Task to carry out =>
Output every record below exactly as it appears.

Excerpted data =>
*****

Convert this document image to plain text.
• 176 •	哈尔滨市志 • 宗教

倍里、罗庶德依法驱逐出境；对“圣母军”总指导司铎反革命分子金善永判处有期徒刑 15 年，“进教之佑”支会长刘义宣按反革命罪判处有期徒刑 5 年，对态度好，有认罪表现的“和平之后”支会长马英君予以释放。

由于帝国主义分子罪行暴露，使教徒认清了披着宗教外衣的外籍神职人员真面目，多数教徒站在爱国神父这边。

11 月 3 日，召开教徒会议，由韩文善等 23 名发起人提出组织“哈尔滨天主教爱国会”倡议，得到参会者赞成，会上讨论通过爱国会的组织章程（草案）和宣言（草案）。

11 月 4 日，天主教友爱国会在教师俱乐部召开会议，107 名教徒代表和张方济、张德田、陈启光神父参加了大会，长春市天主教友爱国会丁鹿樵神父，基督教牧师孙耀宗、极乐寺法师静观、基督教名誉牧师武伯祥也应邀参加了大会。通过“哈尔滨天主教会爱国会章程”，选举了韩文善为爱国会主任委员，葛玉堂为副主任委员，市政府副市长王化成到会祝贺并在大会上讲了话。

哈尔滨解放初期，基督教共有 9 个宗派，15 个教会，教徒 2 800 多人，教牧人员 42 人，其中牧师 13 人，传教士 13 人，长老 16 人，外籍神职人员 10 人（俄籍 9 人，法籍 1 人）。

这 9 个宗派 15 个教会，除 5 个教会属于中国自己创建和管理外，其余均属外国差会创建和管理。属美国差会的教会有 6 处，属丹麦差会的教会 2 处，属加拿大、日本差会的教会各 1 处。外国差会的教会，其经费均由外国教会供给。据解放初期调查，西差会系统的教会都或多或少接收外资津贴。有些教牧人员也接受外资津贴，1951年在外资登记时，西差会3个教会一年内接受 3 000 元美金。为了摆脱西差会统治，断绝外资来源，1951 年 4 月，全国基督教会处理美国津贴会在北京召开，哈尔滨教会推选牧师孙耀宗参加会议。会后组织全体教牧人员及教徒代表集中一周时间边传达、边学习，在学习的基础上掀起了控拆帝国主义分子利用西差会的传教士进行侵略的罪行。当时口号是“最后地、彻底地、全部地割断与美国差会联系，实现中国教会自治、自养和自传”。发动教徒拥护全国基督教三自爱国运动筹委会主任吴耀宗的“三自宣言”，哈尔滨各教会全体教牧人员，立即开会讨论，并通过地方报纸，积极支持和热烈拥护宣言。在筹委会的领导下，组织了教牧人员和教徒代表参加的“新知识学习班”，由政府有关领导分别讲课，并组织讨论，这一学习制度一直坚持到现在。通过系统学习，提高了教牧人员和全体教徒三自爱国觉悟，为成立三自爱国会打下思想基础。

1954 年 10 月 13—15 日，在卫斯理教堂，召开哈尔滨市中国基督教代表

*****

Reply to the task =>
Convert this document image to plain text.
• 176 •	哈尔滨市志 • 宗教

倍里、罗庶德依法驱逐出境；对“圣母军”总指导司铎反革命分子金善永判处有期徒刑 15 年，“进教之佑”支会长刘义宣按反革命罪判处有期徒刑 5 年，对态度好，有认罪表现的“和平之后”支会长马英君予以释放。

由于帝国主义分子罪行暴露，使教徒认清了披着宗教外衣的外籍神职人员真面目，多数教徒站在爱国神父这边。

11 月 3 日，召开教徒会议，由韩文善等 23 名发起人提出组织“哈尔滨天主教爱国会”倡议，得到参会者赞成，会上讨论通过爱国会的组织章程（草案）和宣言（草案）。

11 月 4 日，天主教友爱国会在教师俱乐部召开会议，107 名教徒代表和张方济、张德田、陈启光神父参加了大会，长春市天主教友爱国会丁鹿樵神父，基督教牧师孙耀宗、极乐寺法师静观、基督教名誉牧师武伯祥也应邀参加了大会。通过“哈尔滨天主教会爱国会章程”，选举了韩文善为爱国会主任委员，葛玉堂为副主任委员，市政府副市长王化成到会祝贺并在大会上讲了话。

哈尔滨解放初期，基督教共有 9 个宗派，15 个教会，教徒 2 800 多人，教牧人员 42 人，其中牧师 13 人，传教士 13 人，长老 16 人，外籍神职人员 10 人（俄籍 9 人，法籍 1 人）。

这 9 个宗派 15 个教会，除 5 个教会属于中国自己创建和管理外，其余均属外国差会创建和管理。属美国差会的教会有 6 处，属丹麦差会的教会 2 处，属加拿大、日本差会的教会各 1 处。外国差会的教会，其经费均由外国教会供给。据解放初期调查，西差会系统的教会都或多或少接收外资津贴。有些教牧人员也接受外资津贴，1951年在外资登记时，西差会3个教会一年内接受 3 000 元美金。为了摆脱西差会统治，断绝外资来源，1951 年 4 月，全国基督教会处理美国津贴会在北京召开，哈尔滨教会推选牧师孙耀宗参加会议。会后组织全体教牧人员及教徒代表集中一周时间边传达、边学习，在学习的基础上掀起了控拆帝国主义分子利用西差会的传教士进行侵略的罪行。当时口号是“最后地、彻底地、全部地割断与美国差会联系，实现中国教会自治、自养和自传”。发动教徒拥护全国基督教三自爱国运动筹委会主任吴耀宗的“三自宣言”，哈尔滨各教会全体教牧人员，立即开会讨论，并通过地方报纸，积极支持和热烈拥护宣言。在筹委会的领导下，组织了教牧人员和教徒代表参加的“新知识学习班”，由政府有关领导分别讲课，并组织讨论，这一学习制度一直坚持到现在。通过系统学习，提高了教牧人员和全体教徒三自爱国觉悟，为成立三自爱国会打下思想基础。

1954 年 10 月 13—15 日，在卫斯理教堂，召开哈尔滨市中国基督教代表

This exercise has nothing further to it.